• [Given problem]
Transcribe the full listing exactly, and drop every picture.

[Some records]
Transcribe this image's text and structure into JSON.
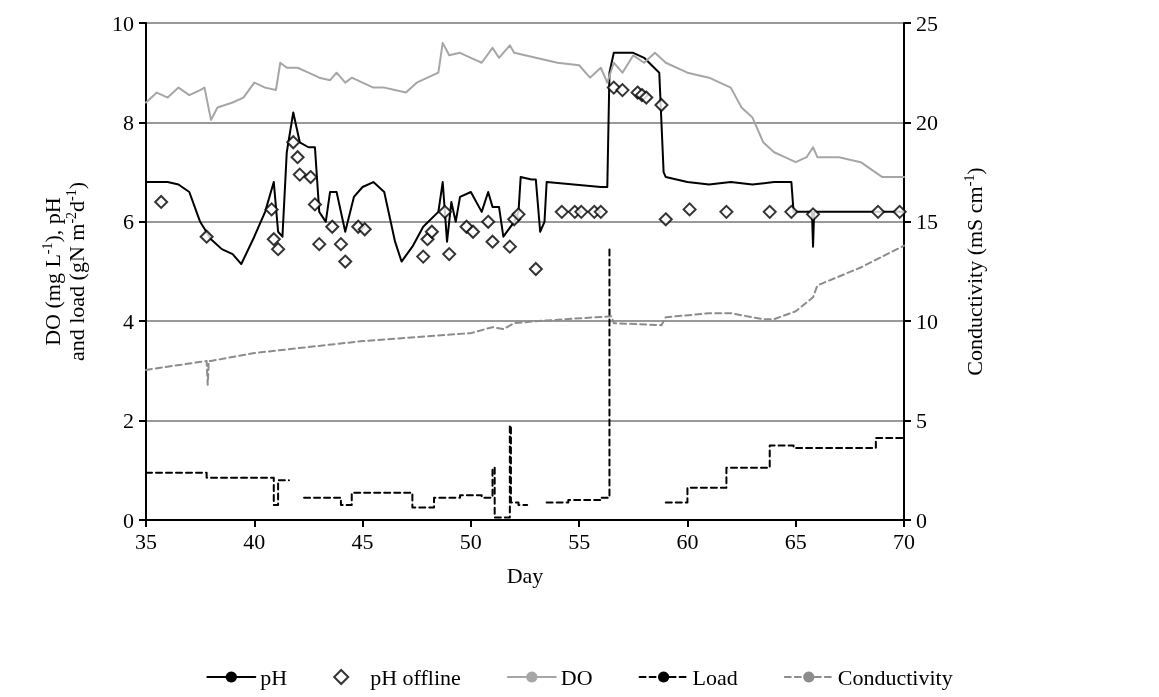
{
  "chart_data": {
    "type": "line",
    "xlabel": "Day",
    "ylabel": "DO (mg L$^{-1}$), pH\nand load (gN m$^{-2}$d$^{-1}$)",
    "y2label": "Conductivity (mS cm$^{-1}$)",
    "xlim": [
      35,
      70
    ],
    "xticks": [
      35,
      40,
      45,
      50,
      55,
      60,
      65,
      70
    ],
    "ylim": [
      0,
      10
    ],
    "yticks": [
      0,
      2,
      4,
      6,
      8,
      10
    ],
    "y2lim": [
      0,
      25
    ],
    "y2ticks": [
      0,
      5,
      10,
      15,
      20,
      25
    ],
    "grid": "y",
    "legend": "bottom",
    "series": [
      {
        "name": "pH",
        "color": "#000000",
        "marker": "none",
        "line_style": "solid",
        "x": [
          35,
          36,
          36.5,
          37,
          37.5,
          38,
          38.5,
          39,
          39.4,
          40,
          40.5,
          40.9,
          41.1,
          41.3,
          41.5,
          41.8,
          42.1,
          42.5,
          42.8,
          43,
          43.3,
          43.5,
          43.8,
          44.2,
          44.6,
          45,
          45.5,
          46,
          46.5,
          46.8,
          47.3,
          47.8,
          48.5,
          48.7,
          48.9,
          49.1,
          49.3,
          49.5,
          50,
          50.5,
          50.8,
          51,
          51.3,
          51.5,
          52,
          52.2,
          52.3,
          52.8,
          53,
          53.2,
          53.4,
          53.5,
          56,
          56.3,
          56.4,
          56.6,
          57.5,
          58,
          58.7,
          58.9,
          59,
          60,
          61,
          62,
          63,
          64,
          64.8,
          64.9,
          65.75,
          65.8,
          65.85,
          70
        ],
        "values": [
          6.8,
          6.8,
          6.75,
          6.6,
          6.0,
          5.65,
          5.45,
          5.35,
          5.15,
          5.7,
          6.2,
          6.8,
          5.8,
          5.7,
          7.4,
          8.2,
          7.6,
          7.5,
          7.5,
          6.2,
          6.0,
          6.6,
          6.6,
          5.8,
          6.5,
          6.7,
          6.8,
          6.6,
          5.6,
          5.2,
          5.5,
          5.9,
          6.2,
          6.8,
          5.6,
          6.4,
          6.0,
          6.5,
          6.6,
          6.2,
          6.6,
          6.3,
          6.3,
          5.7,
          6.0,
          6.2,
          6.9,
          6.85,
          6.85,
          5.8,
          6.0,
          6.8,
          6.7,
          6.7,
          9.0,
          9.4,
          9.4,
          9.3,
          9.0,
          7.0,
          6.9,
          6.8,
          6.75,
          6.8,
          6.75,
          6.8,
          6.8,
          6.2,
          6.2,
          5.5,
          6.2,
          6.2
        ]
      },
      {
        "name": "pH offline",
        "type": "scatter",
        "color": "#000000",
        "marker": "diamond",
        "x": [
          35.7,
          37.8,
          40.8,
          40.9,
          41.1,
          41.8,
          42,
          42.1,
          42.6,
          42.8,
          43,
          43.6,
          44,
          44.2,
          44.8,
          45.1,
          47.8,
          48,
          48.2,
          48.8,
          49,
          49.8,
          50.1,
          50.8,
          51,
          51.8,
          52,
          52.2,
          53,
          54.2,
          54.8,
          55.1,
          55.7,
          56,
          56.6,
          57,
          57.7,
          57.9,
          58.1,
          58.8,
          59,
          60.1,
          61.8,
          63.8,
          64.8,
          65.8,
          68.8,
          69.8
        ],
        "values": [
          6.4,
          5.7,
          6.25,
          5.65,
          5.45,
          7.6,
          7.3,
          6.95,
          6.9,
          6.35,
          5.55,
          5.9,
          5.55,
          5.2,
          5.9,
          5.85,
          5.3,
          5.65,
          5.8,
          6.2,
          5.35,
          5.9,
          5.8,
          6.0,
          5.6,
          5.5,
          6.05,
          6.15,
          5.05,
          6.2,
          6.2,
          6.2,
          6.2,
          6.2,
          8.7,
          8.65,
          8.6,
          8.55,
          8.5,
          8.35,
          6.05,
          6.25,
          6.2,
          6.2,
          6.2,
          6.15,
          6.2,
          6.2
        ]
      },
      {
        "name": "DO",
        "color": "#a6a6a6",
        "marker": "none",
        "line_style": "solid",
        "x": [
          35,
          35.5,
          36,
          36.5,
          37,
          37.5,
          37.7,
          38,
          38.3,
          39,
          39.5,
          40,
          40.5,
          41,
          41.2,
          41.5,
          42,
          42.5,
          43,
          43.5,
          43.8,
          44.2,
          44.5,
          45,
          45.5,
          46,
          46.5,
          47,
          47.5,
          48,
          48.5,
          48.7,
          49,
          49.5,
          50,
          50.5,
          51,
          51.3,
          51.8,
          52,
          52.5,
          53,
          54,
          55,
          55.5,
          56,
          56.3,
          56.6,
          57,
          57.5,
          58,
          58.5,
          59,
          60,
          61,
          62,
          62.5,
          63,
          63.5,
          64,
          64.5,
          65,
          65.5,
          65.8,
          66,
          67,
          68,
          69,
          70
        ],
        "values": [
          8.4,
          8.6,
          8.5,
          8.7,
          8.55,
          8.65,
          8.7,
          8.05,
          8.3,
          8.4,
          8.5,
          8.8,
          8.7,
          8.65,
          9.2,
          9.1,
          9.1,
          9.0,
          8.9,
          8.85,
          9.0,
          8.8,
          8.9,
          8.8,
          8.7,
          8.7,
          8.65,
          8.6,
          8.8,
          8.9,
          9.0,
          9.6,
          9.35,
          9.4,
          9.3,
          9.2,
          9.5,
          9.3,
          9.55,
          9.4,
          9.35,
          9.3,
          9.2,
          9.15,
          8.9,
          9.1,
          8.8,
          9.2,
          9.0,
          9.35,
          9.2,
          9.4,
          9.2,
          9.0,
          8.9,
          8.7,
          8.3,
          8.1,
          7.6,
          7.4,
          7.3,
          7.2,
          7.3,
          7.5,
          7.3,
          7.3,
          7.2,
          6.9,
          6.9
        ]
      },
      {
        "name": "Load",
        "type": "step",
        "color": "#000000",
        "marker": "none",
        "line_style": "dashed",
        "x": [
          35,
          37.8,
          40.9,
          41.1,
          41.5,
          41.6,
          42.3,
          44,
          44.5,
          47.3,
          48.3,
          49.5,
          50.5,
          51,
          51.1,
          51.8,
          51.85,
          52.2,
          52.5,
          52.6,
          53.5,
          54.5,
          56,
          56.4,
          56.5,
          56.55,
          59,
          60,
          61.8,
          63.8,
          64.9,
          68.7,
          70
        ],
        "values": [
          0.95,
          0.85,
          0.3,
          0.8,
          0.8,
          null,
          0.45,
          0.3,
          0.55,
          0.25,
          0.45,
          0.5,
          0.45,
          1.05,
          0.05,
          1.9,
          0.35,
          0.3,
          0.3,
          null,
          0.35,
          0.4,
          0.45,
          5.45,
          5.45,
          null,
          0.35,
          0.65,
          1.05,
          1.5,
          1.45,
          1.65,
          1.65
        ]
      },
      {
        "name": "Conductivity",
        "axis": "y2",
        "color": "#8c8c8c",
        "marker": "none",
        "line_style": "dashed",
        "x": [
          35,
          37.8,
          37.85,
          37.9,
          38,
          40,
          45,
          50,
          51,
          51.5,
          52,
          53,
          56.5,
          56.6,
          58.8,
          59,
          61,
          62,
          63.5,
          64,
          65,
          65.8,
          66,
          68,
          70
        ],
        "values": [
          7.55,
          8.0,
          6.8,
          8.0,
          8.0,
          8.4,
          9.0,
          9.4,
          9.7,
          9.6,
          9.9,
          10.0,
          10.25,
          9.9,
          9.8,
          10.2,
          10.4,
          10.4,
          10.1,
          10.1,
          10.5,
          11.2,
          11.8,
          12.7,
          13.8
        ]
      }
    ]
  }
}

• [Exercise output]
Transcribe this image's text and structure into JSON.
{
  "chart_data": {
    "type": "line",
    "xlabel": "Day",
    "ylabel": "DO (mg L$^{-1}$), pH\nand load (gN m$^{-2}$d$^{-1}$)",
    "y2label": "Conductivity (mS cm$^{-1}$)",
    "xlim": [
      35,
      70
    ],
    "xticks": [
      35,
      40,
      45,
      50,
      55,
      60,
      65,
      70
    ],
    "ylim": [
      0,
      10
    ],
    "yticks": [
      0,
      2,
      4,
      6,
      8,
      10
    ],
    "y2lim": [
      0,
      25
    ],
    "y2ticks": [
      0,
      5,
      10,
      15,
      20,
      25
    ],
    "grid": "y",
    "legend": "bottom",
    "series": [
      {
        "name": "pH",
        "color": "#000000",
        "marker": "none",
        "line_style": "solid",
        "x": [
          35,
          36,
          36.5,
          37,
          37.5,
          38,
          38.5,
          39,
          39.4,
          40,
          40.5,
          40.9,
          41.1,
          41.3,
          41.5,
          41.8,
          42.1,
          42.5,
          42.8,
          43,
          43.3,
          43.5,
          43.8,
          44.2,
          44.6,
          45,
          45.5,
          46,
          46.5,
          46.8,
          47.3,
          47.8,
          48.5,
          48.7,
          48.9,
          49.1,
          49.3,
          49.5,
          50,
          50.5,
          50.8,
          51,
          51.3,
          51.5,
          52,
          52.2,
          52.3,
          52.8,
          53,
          53.2,
          53.4,
          53.5,
          56,
          56.3,
          56.4,
          56.6,
          57.5,
          58,
          58.7,
          58.9,
          59,
          60,
          61,
          62,
          63,
          64,
          64.8,
          64.9,
          65.75,
          65.8,
          65.85,
          70
        ],
        "values": [
          6.8,
          6.8,
          6.75,
          6.6,
          6.0,
          5.65,
          5.45,
          5.35,
          5.15,
          5.7,
          6.2,
          6.8,
          5.8,
          5.7,
          7.4,
          8.2,
          7.6,
          7.5,
          7.5,
          6.2,
          6.0,
          6.6,
          6.6,
          5.8,
          6.5,
          6.7,
          6.8,
          6.6,
          5.6,
          5.2,
          5.5,
          5.9,
          6.2,
          6.8,
          5.6,
          6.4,
          6.0,
          6.5,
          6.6,
          6.2,
          6.6,
          6.3,
          6.3,
          5.7,
          6.0,
          6.2,
          6.9,
          6.85,
          6.85,
          5.8,
          6.0,
          6.8,
          6.7,
          6.7,
          9.0,
          9.4,
          9.4,
          9.3,
          9.0,
          7.0,
          6.9,
          6.8,
          6.75,
          6.8,
          6.75,
          6.8,
          6.8,
          6.2,
          6.2,
          5.5,
          6.2,
          6.2
        ]
      },
      {
        "name": "pH offline",
        "type": "scatter",
        "color": "#000000",
        "marker": "diamond",
        "x": [
          35.7,
          37.8,
          40.8,
          40.9,
          41.1,
          41.8,
          42,
          42.1,
          42.6,
          42.8,
          43,
          43.6,
          44,
          44.2,
          44.8,
          45.1,
          47.8,
          48,
          48.2,
          48.8,
          49,
          49.8,
          50.1,
          50.8,
          51,
          51.8,
          52,
          52.2,
          53,
          54.2,
          54.8,
          55.1,
          55.7,
          56,
          56.6,
          57,
          57.7,
          57.9,
          58.1,
          58.8,
          59,
          60.1,
          61.8,
          63.8,
          64.8,
          65.8,
          68.8,
          69.8
        ],
        "values": [
          6.4,
          5.7,
          6.25,
          5.65,
          5.45,
          7.6,
          7.3,
          6.95,
          6.9,
          6.35,
          5.55,
          5.9,
          5.55,
          5.2,
          5.9,
          5.85,
          5.3,
          5.65,
          5.8,
          6.2,
          5.35,
          5.9,
          5.8,
          6.0,
          5.6,
          5.5,
          6.05,
          6.15,
          5.05,
          6.2,
          6.2,
          6.2,
          6.2,
          6.2,
          8.7,
          8.65,
          8.6,
          8.55,
          8.5,
          8.35,
          6.05,
          6.25,
          6.2,
          6.2,
          6.2,
          6.15,
          6.2,
          6.2
        ]
      },
      {
        "name": "DO",
        "color": "#a6a6a6",
        "marker": "none",
        "line_style": "solid",
        "x": [
          35,
          35.5,
          36,
          36.5,
          37,
          37.5,
          37.7,
          38,
          38.3,
          39,
          39.5,
          40,
          40.5,
          41,
          41.2,
          41.5,
          42,
          42.5,
          43,
          43.5,
          43.8,
          44.2,
          44.5,
          45,
          45.5,
          46,
          46.5,
          47,
          47.5,
          48,
          48.5,
          48.7,
          49,
          49.5,
          50,
          50.5,
          51,
          51.3,
          51.8,
          52,
          52.5,
          53,
          54,
          55,
          55.5,
          56,
          56.3,
          56.6,
          57,
          57.5,
          58,
          58.5,
          59,
          60,
          61,
          62,
          62.5,
          63,
          63.5,
          64,
          64.5,
          65,
          65.5,
          65.8,
          66,
          67,
          68,
          69,
          70
        ],
        "values": [
          8.4,
          8.6,
          8.5,
          8.7,
          8.55,
          8.65,
          8.7,
          8.05,
          8.3,
          8.4,
          8.5,
          8.8,
          8.7,
          8.65,
          9.2,
          9.1,
          9.1,
          9.0,
          8.9,
          8.85,
          9.0,
          8.8,
          8.9,
          8.8,
          8.7,
          8.7,
          8.65,
          8.6,
          8.8,
          8.9,
          9.0,
          9.6,
          9.35,
          9.4,
          9.3,
          9.2,
          9.5,
          9.3,
          9.55,
          9.4,
          9.35,
          9.3,
          9.2,
          9.15,
          8.9,
          9.1,
          8.8,
          9.2,
          9.0,
          9.35,
          9.2,
          9.4,
          9.2,
          9.0,
          8.9,
          8.7,
          8.3,
          8.1,
          7.6,
          7.4,
          7.3,
          7.2,
          7.3,
          7.5,
          7.3,
          7.3,
          7.2,
          6.9,
          6.9
        ]
      },
      {
        "name": "Load",
        "type": "step",
        "color": "#000000",
        "marker": "none",
        "line_style": "dashed",
        "x": [
          35,
          37.8,
          40.9,
          41.1,
          41.5,
          41.6,
          42.3,
          44,
          44.5,
          47.3,
          48.3,
          49.5,
          50.5,
          51,
          51.1,
          51.8,
          51.85,
          52.2,
          52.5,
          52.6,
          53.5,
          54.5,
          56,
          56.4,
          56.5,
          56.55,
          59,
          60,
          61.8,
          63.8,
          64.9,
          68.7,
          70
        ],
        "values": [
          0.95,
          0.85,
          0.3,
          0.8,
          0.8,
          null,
          0.45,
          0.3,
          0.55,
          0.25,
          0.45,
          0.5,
          0.45,
          1.05,
          0.05,
          1.9,
          0.35,
          0.3,
          0.3,
          null,
          0.35,
          0.4,
          0.45,
          5.45,
          5.45,
          null,
          0.35,
          0.65,
          1.05,
          1.5,
          1.45,
          1.65,
          1.65
        ]
      },
      {
        "name": "Conductivity",
        "axis": "y2",
        "color": "#8c8c8c",
        "marker": "none",
        "line_style": "dashed",
        "x": [
          35,
          37.8,
          37.85,
          37.9,
          38,
          40,
          45,
          50,
          51,
          51.5,
          52,
          53,
          56.5,
          56.6,
          58.8,
          59,
          61,
          62,
          63.5,
          64,
          65,
          65.8,
          66,
          68,
          70
        ],
        "values": [
          7.55,
          8.0,
          6.8,
          8.0,
          8.0,
          8.4,
          9.0,
          9.4,
          9.7,
          9.6,
          9.9,
          10.0,
          10.25,
          9.9,
          9.8,
          10.2,
          10.4,
          10.4,
          10.1,
          10.1,
          10.5,
          11.2,
          11.8,
          12.7,
          13.8
        ]
      }
    ]
  }
}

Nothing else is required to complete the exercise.